* START Dataset extract *

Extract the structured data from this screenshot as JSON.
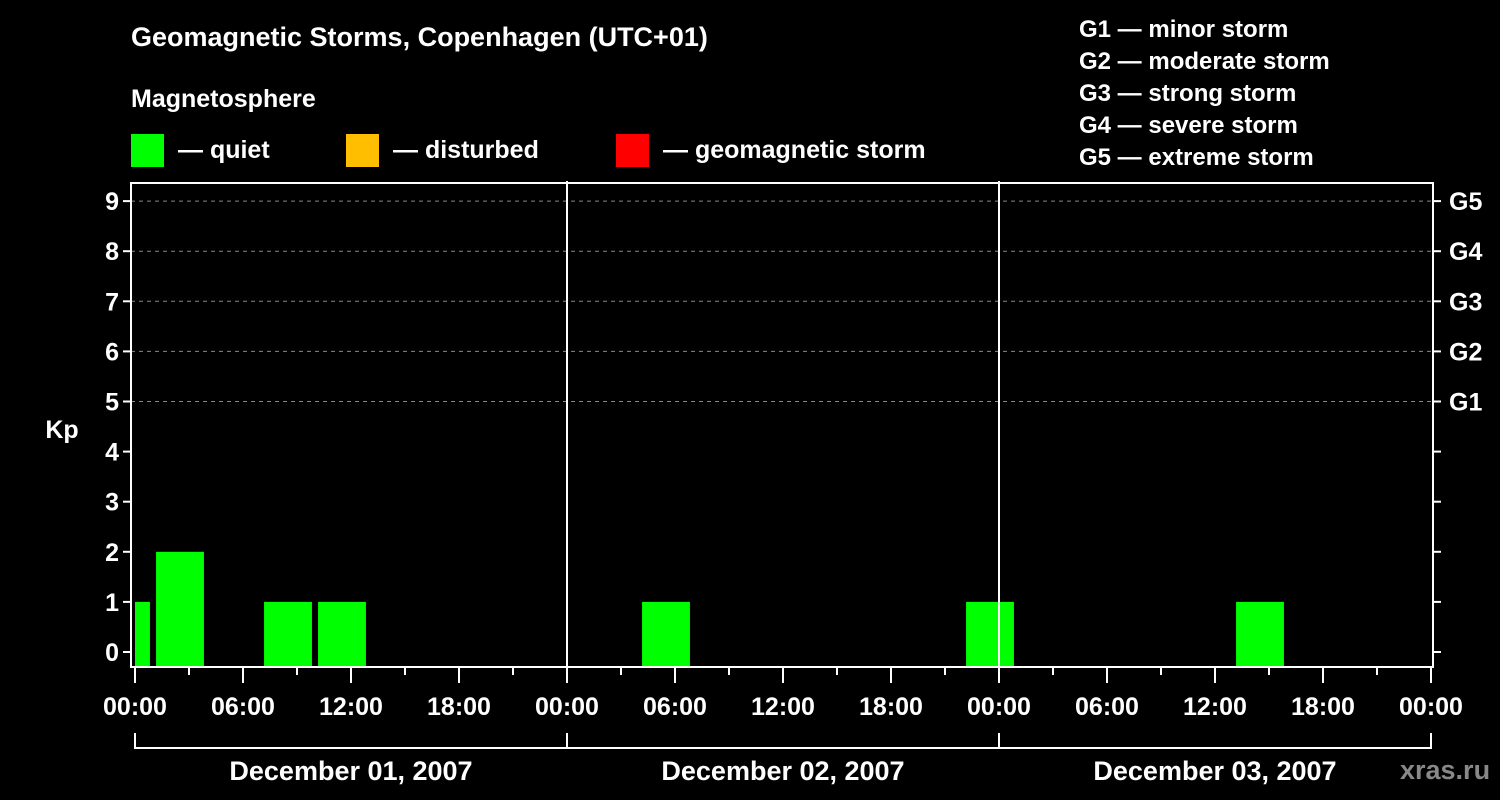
{
  "header": {
    "title": "Geomagnetic Storms, Copenhagen (UTC+01)",
    "subtitle": "Magnetosphere"
  },
  "legend": [
    {
      "label": "— quiet",
      "color": "#00ff00"
    },
    {
      "label": "— disturbed",
      "color": "#ffbf00"
    },
    {
      "label": "— geomagnetic storm",
      "color": "#ff0000"
    }
  ],
  "storm_scale": [
    "G1 — minor storm",
    "G2 — moderate storm",
    "G3 — strong storm",
    "G4 — severe storm",
    "G5 — extreme storm"
  ],
  "watermark": "xras.ru",
  "chart_data": {
    "type": "bar",
    "title": "Geomagnetic Storms, Copenhagen (UTC+01)",
    "xlabel": "",
    "ylabel": "Kp",
    "ylim": [
      0,
      9
    ],
    "yticks": [
      0,
      1,
      2,
      3,
      4,
      5,
      6,
      7,
      8,
      9
    ],
    "right_ticks": [
      {
        "kp": 5,
        "label": "G1"
      },
      {
        "kp": 6,
        "label": "G2"
      },
      {
        "kp": 7,
        "label": "G3"
      },
      {
        "kp": 8,
        "label": "G4"
      },
      {
        "kp": 9,
        "label": "G5"
      }
    ],
    "x_tick_labels": [
      "00:00",
      "06:00",
      "12:00",
      "18:00",
      "00:00",
      "06:00",
      "12:00",
      "18:00",
      "00:00",
      "06:00",
      "12:00",
      "18:00",
      "00:00"
    ],
    "days": [
      "December 01, 2007",
      "December 02, 2007",
      "December 03, 2007"
    ],
    "grid": true,
    "bars": [
      {
        "start_h": 0.0,
        "end_h": 0.83,
        "kp": 1,
        "level": "quiet"
      },
      {
        "start_h": 1.17,
        "end_h": 3.83,
        "kp": 2,
        "level": "quiet"
      },
      {
        "start_h": 7.17,
        "end_h": 9.83,
        "kp": 1,
        "level": "quiet"
      },
      {
        "start_h": 10.17,
        "end_h": 12.83,
        "kp": 1,
        "level": "quiet"
      },
      {
        "start_h": 28.17,
        "end_h": 30.83,
        "kp": 1,
        "level": "quiet"
      },
      {
        "start_h": 46.17,
        "end_h": 48.83,
        "kp": 1,
        "level": "quiet"
      },
      {
        "start_h": 61.17,
        "end_h": 63.83,
        "kp": 1,
        "level": "quiet"
      }
    ],
    "colors": {
      "quiet": "#00ff00",
      "disturbed": "#ffbf00",
      "storm": "#ff0000"
    }
  }
}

* END Dataset extract *

▶ _Written problem_: Of the lines in the material, how many include "December"? Respond with the number alone.

▶ _Response to this exercise_: 3